Request: Select from the records below every line that has the word "Weighted" in it.

Dataset rows about figures
--- begin ---

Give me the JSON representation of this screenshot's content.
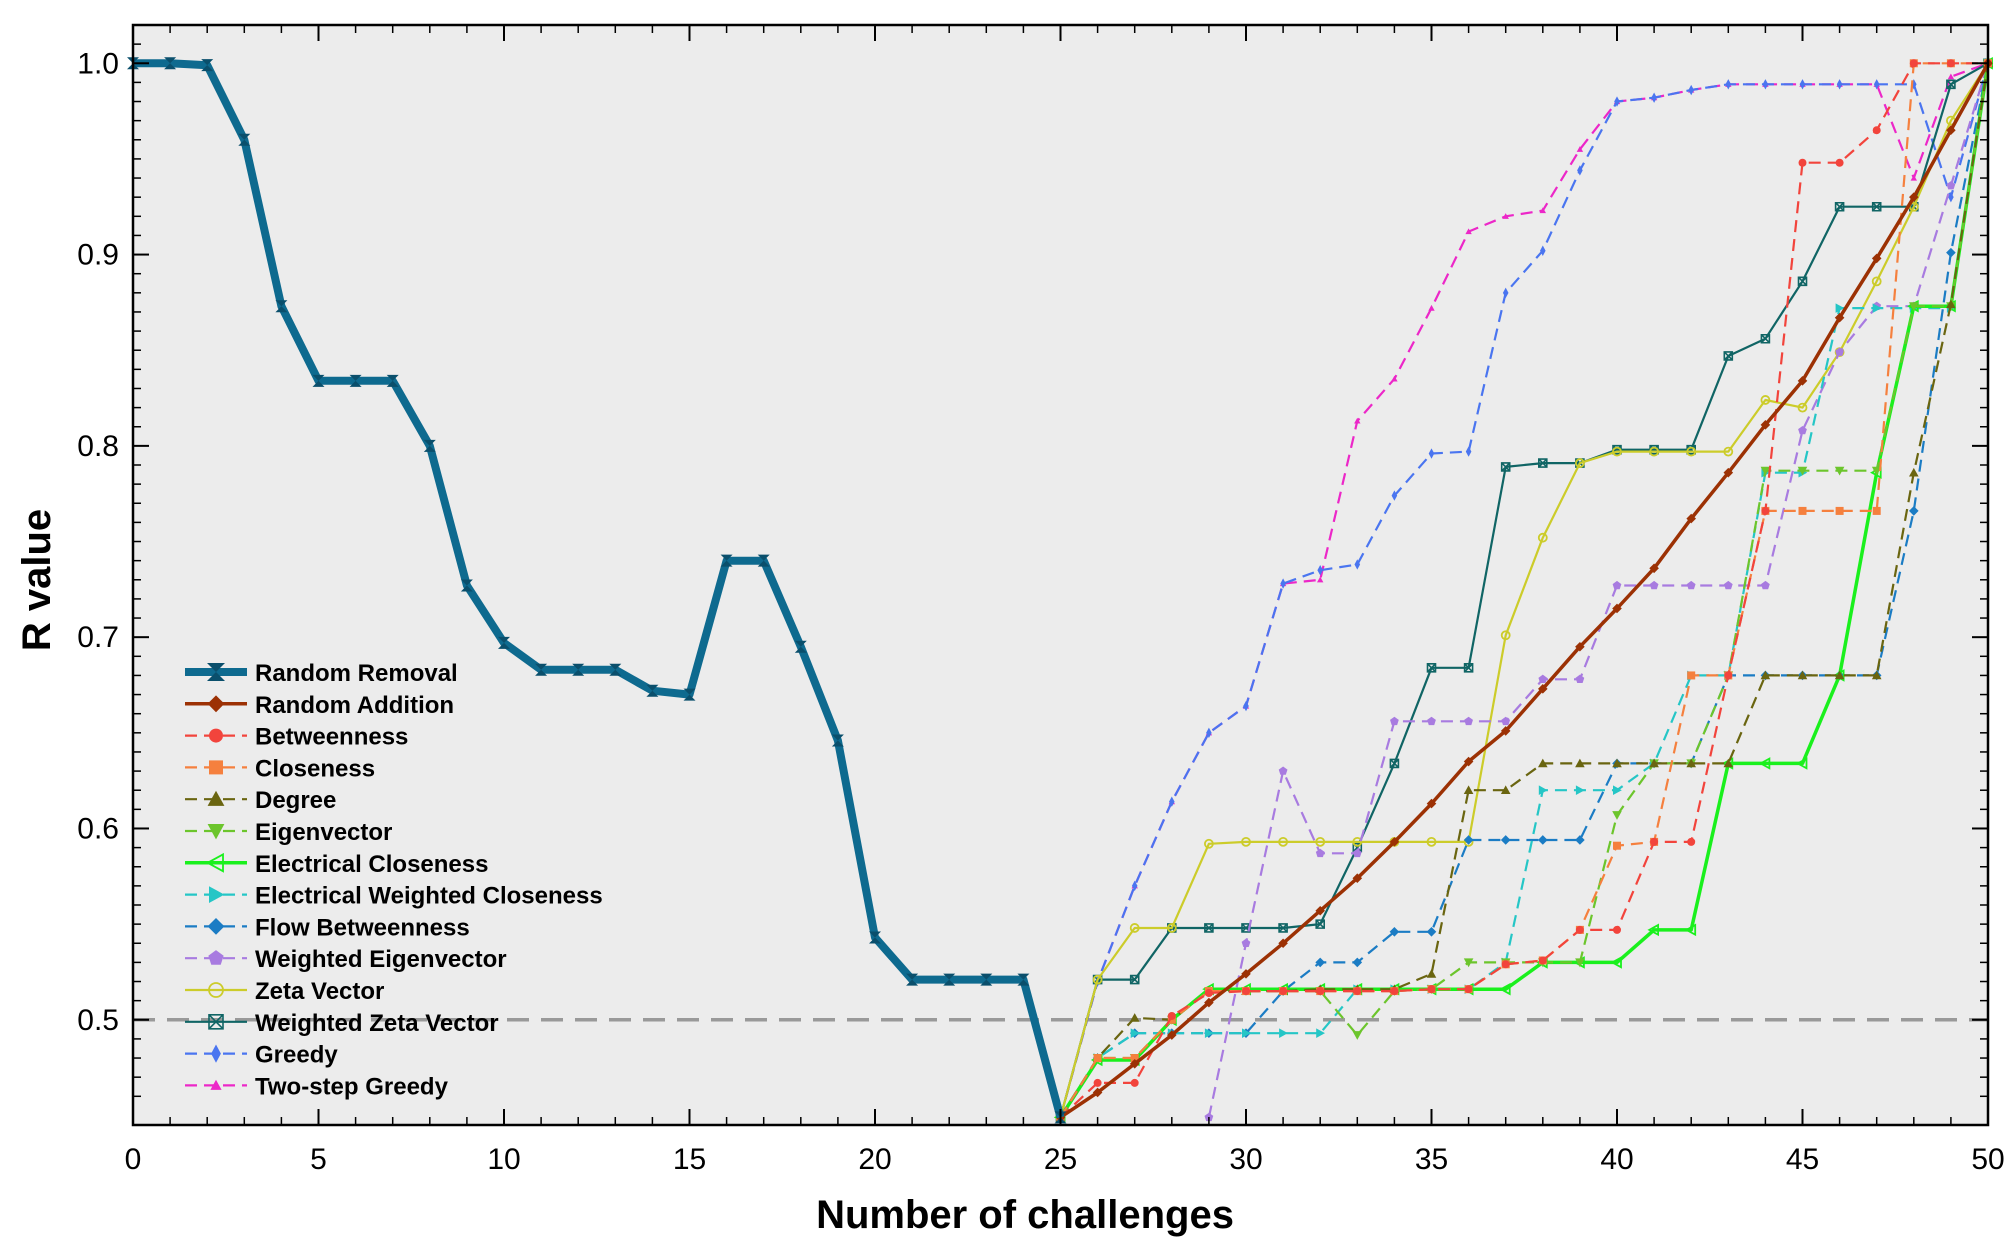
{
  "chart_data": {
    "type": "line",
    "title": "",
    "xlabel": "Number of challenges",
    "ylabel": "R value",
    "xlim": [
      0,
      50
    ],
    "ylim": [
      0.445,
      1.02
    ],
    "xticks": [
      0,
      5,
      10,
      15,
      20,
      25,
      30,
      35,
      40,
      45,
      50
    ],
    "xtick_labels": [
      "0",
      "5",
      "10",
      "15",
      "20",
      "25",
      "30",
      "35",
      "40",
      "45",
      "50"
    ],
    "yticks": [
      0.5,
      0.6,
      0.7,
      0.8,
      0.9,
      1.0
    ],
    "ytick_labels": [
      "0.5",
      "0.6",
      "0.7",
      "0.8",
      "0.9",
      "1.0"
    ],
    "reference_line": {
      "y": 0.5,
      "style": "dashed",
      "color": "#999999"
    },
    "background": "#ececec",
    "legend_position": "bottom-left",
    "series": [
      {
        "name": "Random Removal",
        "color": "#0e6a8f",
        "dash": "solid",
        "width": "thick",
        "marker": "hourglass",
        "x": [
          0,
          1,
          2,
          3,
          4,
          5,
          6,
          7,
          8,
          9,
          10,
          11,
          12,
          13,
          14,
          15,
          16,
          17,
          18,
          19,
          20,
          21,
          22,
          23,
          24,
          25
        ],
        "values": [
          1.0,
          1.0,
          0.999,
          0.96,
          0.873,
          0.834,
          0.834,
          0.834,
          0.8,
          0.727,
          0.697,
          0.683,
          0.683,
          0.683,
          0.672,
          0.67,
          0.74,
          0.74,
          0.695,
          0.646,
          0.543,
          0.521,
          0.521,
          0.521,
          0.521,
          0.449
        ]
      },
      {
        "name": "Random Addition",
        "color": "#9c3104",
        "dash": "solid",
        "width": "medium",
        "marker": "diamond",
        "x": [
          25,
          26,
          27,
          28,
          29,
          30,
          31,
          32,
          33,
          34,
          35,
          36,
          37,
          38,
          39,
          40,
          41,
          42,
          43,
          44,
          45,
          46,
          47,
          48,
          49,
          50
        ],
        "values": [
          0.449,
          0.462,
          0.477,
          0.492,
          0.509,
          0.524,
          0.54,
          0.557,
          0.574,
          0.593,
          0.613,
          0.635,
          0.651,
          0.673,
          0.695,
          0.715,
          0.736,
          0.762,
          0.786,
          0.811,
          0.834,
          0.867,
          0.898,
          0.93,
          0.965,
          1.0
        ]
      },
      {
        "name": "Betweenness",
        "color": "#f2443c",
        "dash": "dashed",
        "width": "thin",
        "marker": "circle",
        "x": [
          25,
          26,
          27,
          28,
          29,
          30,
          31,
          32,
          33,
          34,
          35,
          36,
          37,
          38,
          39,
          40,
          41,
          42,
          43,
          44,
          45,
          46,
          47,
          48,
          49,
          50
        ],
        "values": [
          0.449,
          0.467,
          0.467,
          0.502,
          0.514,
          0.515,
          0.515,
          0.515,
          0.515,
          0.515,
          0.516,
          0.516,
          0.529,
          0.531,
          0.547,
          0.547,
          0.593,
          0.593,
          0.68,
          0.766,
          0.948,
          0.948,
          0.965,
          1.0,
          1.0,
          1.0
        ]
      },
      {
        "name": "Closeness",
        "color": "#f5803e",
        "dash": "dashed",
        "width": "thin",
        "marker": "square",
        "x": [
          25,
          26,
          27,
          28,
          29,
          30,
          31,
          32,
          33,
          34,
          35,
          36,
          37,
          38,
          39,
          40,
          41,
          42,
          43,
          44,
          45,
          46,
          47,
          48,
          49,
          50
        ],
        "values": [
          0.449,
          0.48,
          0.48,
          0.5,
          0.515,
          0.515,
          0.515,
          0.515,
          0.515,
          0.515,
          0.516,
          0.516,
          0.529,
          0.531,
          0.547,
          0.591,
          0.593,
          0.68,
          0.68,
          0.766,
          0.766,
          0.766,
          0.766,
          1.0,
          1.0,
          1.0
        ]
      },
      {
        "name": "Degree",
        "color": "#6a6510",
        "dash": "dashed",
        "width": "thin",
        "marker": "triangle-up",
        "x": [
          25,
          26,
          27,
          28,
          29,
          30,
          31,
          32,
          33,
          34,
          35,
          36,
          37,
          38,
          39,
          40,
          41,
          42,
          43,
          44,
          45,
          46,
          47,
          48,
          49,
          50
        ],
        "values": [
          0.449,
          0.48,
          0.501,
          0.5,
          0.515,
          0.515,
          0.515,
          0.516,
          0.516,
          0.516,
          0.524,
          0.62,
          0.62,
          0.634,
          0.634,
          0.634,
          0.634,
          0.634,
          0.634,
          0.68,
          0.68,
          0.68,
          0.68,
          0.786,
          0.874,
          1.0
        ]
      },
      {
        "name": "Eigenvector",
        "color": "#6cc52c",
        "dash": "dashed",
        "width": "thin",
        "marker": "triangle-down",
        "x": [
          25,
          26,
          27,
          28,
          29,
          30,
          31,
          32,
          33,
          34,
          35,
          36,
          37,
          38,
          39,
          40,
          41,
          42,
          43,
          44,
          45,
          46,
          47,
          48,
          49,
          50
        ],
        "values": [
          0.449,
          0.48,
          0.48,
          0.5,
          0.515,
          0.515,
          0.515,
          0.515,
          0.492,
          0.515,
          0.516,
          0.53,
          0.53,
          0.53,
          0.53,
          0.607,
          0.634,
          0.634,
          0.68,
          0.787,
          0.787,
          0.787,
          0.787,
          0.873,
          0.873,
          1.0
        ]
      },
      {
        "name": "Electrical Closeness",
        "color": "#1af01d",
        "dash": "solid",
        "width": "medium",
        "marker": "triangle-left",
        "x": [
          25,
          26,
          27,
          28,
          29,
          30,
          31,
          32,
          33,
          34,
          35,
          36,
          37,
          38,
          39,
          40,
          41,
          42,
          43,
          44,
          45,
          46,
          47,
          48,
          49,
          50
        ],
        "values": [
          0.449,
          0.479,
          0.479,
          0.5,
          0.516,
          0.516,
          0.516,
          0.516,
          0.516,
          0.516,
          0.516,
          0.516,
          0.516,
          0.53,
          0.53,
          0.53,
          0.547,
          0.547,
          0.634,
          0.634,
          0.634,
          0.68,
          0.786,
          0.873,
          0.873,
          1.0
        ]
      },
      {
        "name": "Electrical Weighted Closeness",
        "color": "#25c6c6",
        "dash": "dashed",
        "width": "thin",
        "marker": "triangle-right",
        "x": [
          25,
          26,
          27,
          28,
          29,
          30,
          31,
          32,
          33,
          34,
          35,
          36,
          37,
          38,
          39,
          40,
          41,
          42,
          43,
          44,
          45,
          46,
          47,
          48,
          49,
          50
        ],
        "values": [
          0.449,
          0.48,
          0.493,
          0.493,
          0.493,
          0.493,
          0.493,
          0.493,
          0.516,
          0.516,
          0.516,
          0.516,
          0.53,
          0.62,
          0.62,
          0.62,
          0.634,
          0.68,
          0.68,
          0.786,
          0.786,
          0.872,
          0.872,
          0.872,
          0.872,
          1.0
        ]
      },
      {
        "name": "Flow Betweenness",
        "color": "#1b7cc4",
        "dash": "dashed",
        "width": "thin",
        "marker": "diamond",
        "x": [
          25,
          26,
          27,
          28,
          29,
          30,
          31,
          32,
          33,
          34,
          35,
          36,
          37,
          38,
          39,
          40,
          41,
          42,
          43,
          44,
          45,
          46,
          47,
          48,
          49,
          50
        ],
        "values": [
          0.449,
          0.48,
          0.493,
          0.493,
          0.493,
          0.493,
          0.515,
          0.53,
          0.53,
          0.546,
          0.546,
          0.594,
          0.594,
          0.594,
          0.594,
          0.634,
          0.634,
          0.634,
          0.68,
          0.68,
          0.68,
          0.68,
          0.68,
          0.766,
          0.901,
          1.0
        ]
      },
      {
        "name": "Weighted Eigenvector",
        "color": "#a87be0",
        "dash": "dashed",
        "width": "thin",
        "marker": "pentagon",
        "x": [
          29,
          30,
          31,
          32,
          33,
          34,
          35,
          36,
          37,
          38,
          39,
          40,
          41,
          42,
          43,
          44,
          45,
          46,
          47,
          48,
          49,
          50
        ],
        "values": [
          0.449,
          0.54,
          0.63,
          0.587,
          0.587,
          0.656,
          0.656,
          0.656,
          0.656,
          0.678,
          0.678,
          0.727,
          0.727,
          0.727,
          0.727,
          0.727,
          0.808,
          0.849,
          0.873,
          0.873,
          0.936,
          1.0
        ]
      },
      {
        "name": "Zeta Vector",
        "color": "#cccc2a",
        "dash": "solid",
        "width": "thin",
        "marker": "circle-open",
        "x": [
          25,
          26,
          27,
          28,
          29,
          30,
          31,
          32,
          33,
          34,
          35,
          36,
          37,
          38,
          39,
          40,
          41,
          42,
          43,
          44,
          45,
          46,
          47,
          48,
          49,
          50
        ],
        "values": [
          0.449,
          0.521,
          0.548,
          0.548,
          0.592,
          0.593,
          0.593,
          0.593,
          0.593,
          0.593,
          0.593,
          0.593,
          0.701,
          0.752,
          0.791,
          0.797,
          0.797,
          0.797,
          0.797,
          0.824,
          0.82,
          0.849,
          0.886,
          0.925,
          0.97,
          1.0
        ]
      },
      {
        "name": "Weighted Zeta Vector",
        "color": "#106565",
        "dash": "solid",
        "width": "thin",
        "marker": "square-x",
        "x": [
          25,
          26,
          27,
          28,
          29,
          30,
          31,
          32,
          33,
          34,
          35,
          36,
          37,
          38,
          39,
          40,
          41,
          42,
          43,
          44,
          45,
          46,
          47,
          48,
          49,
          50
        ],
        "values": [
          0.449,
          0.521,
          0.521,
          0.548,
          0.548,
          0.548,
          0.548,
          0.55,
          0.59,
          0.634,
          0.684,
          0.684,
          0.789,
          0.791,
          0.791,
          0.798,
          0.798,
          0.798,
          0.847,
          0.856,
          0.886,
          0.925,
          0.925,
          0.925,
          0.989,
          1.0
        ]
      },
      {
        "name": "Greedy",
        "color": "#4a75f0",
        "dash": "dashed",
        "width": "thin",
        "marker": "thin-diamond",
        "x": [
          25,
          26,
          27,
          28,
          29,
          30,
          31,
          32,
          33,
          34,
          35,
          36,
          37,
          38,
          39,
          40,
          41,
          42,
          43,
          44,
          45,
          46,
          47,
          48,
          49,
          50
        ],
        "values": [
          0.449,
          0.52,
          0.57,
          0.614,
          0.65,
          0.664,
          0.728,
          0.735,
          0.738,
          0.774,
          0.796,
          0.797,
          0.88,
          0.902,
          0.944,
          0.98,
          0.982,
          0.986,
          0.989,
          0.989,
          0.989,
          0.989,
          0.989,
          0.989,
          0.93,
          1.0
        ]
      },
      {
        "name": "Two-step Greedy",
        "color": "#ec27c8",
        "dash": "dashed",
        "width": "thin",
        "marker": "triangle-small",
        "x": [
          25,
          26,
          27,
          28,
          29,
          30,
          31,
          32,
          33,
          34,
          35,
          36,
          37,
          38,
          39,
          40,
          41,
          42,
          43,
          44,
          45,
          46,
          47,
          48,
          49,
          50
        ],
        "values": [
          0.449,
          0.52,
          0.57,
          0.614,
          0.65,
          0.664,
          0.728,
          0.73,
          0.813,
          0.835,
          0.872,
          0.912,
          0.92,
          0.923,
          0.955,
          0.98,
          0.982,
          0.986,
          0.989,
          0.989,
          0.989,
          0.989,
          0.989,
          0.94,
          0.993,
          1.0
        ]
      }
    ]
  }
}
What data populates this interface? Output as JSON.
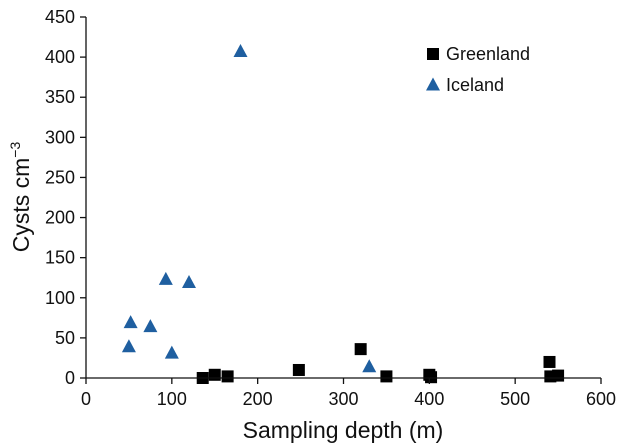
{
  "chart_data": {
    "type": "scatter",
    "xlabel": "Sampling depth (m)",
    "ylabel": "Cysts cm",
    "ylabel_superscript": "−3",
    "xlim": [
      0,
      600
    ],
    "ylim": [
      0,
      450
    ],
    "xticks": [
      0,
      100,
      200,
      300,
      400,
      500,
      600
    ],
    "yticks": [
      0,
      50,
      100,
      150,
      200,
      250,
      300,
      350,
      400,
      450
    ],
    "grid": false,
    "legend_position": "top-right",
    "series": [
      {
        "name": "Greenland",
        "marker": "square",
        "color": "#000000",
        "points": [
          {
            "x": 136,
            "y": 0
          },
          {
            "x": 150,
            "y": 4
          },
          {
            "x": 165,
            "y": 2
          },
          {
            "x": 248,
            "y": 10
          },
          {
            "x": 320,
            "y": 36
          },
          {
            "x": 350,
            "y": 2
          },
          {
            "x": 400,
            "y": 4
          },
          {
            "x": 402,
            "y": 1
          },
          {
            "x": 540,
            "y": 20
          },
          {
            "x": 541,
            "y": 2
          },
          {
            "x": 550,
            "y": 3
          }
        ]
      },
      {
        "name": "Iceland",
        "marker": "triangle",
        "color": "#1f5fa0",
        "points": [
          {
            "x": 50,
            "y": 39
          },
          {
            "x": 52,
            "y": 69
          },
          {
            "x": 75,
            "y": 64
          },
          {
            "x": 93,
            "y": 123
          },
          {
            "x": 100,
            "y": 31
          },
          {
            "x": 120,
            "y": 119
          },
          {
            "x": 180,
            "y": 407
          },
          {
            "x": 330,
            "y": 14
          }
        ]
      }
    ]
  }
}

--- end ---

Expected output:
        "name": "Electrical Weighted Closeness",
        "name": "Weighted Eigenvector",
        "name": "Weighted Zeta Vector",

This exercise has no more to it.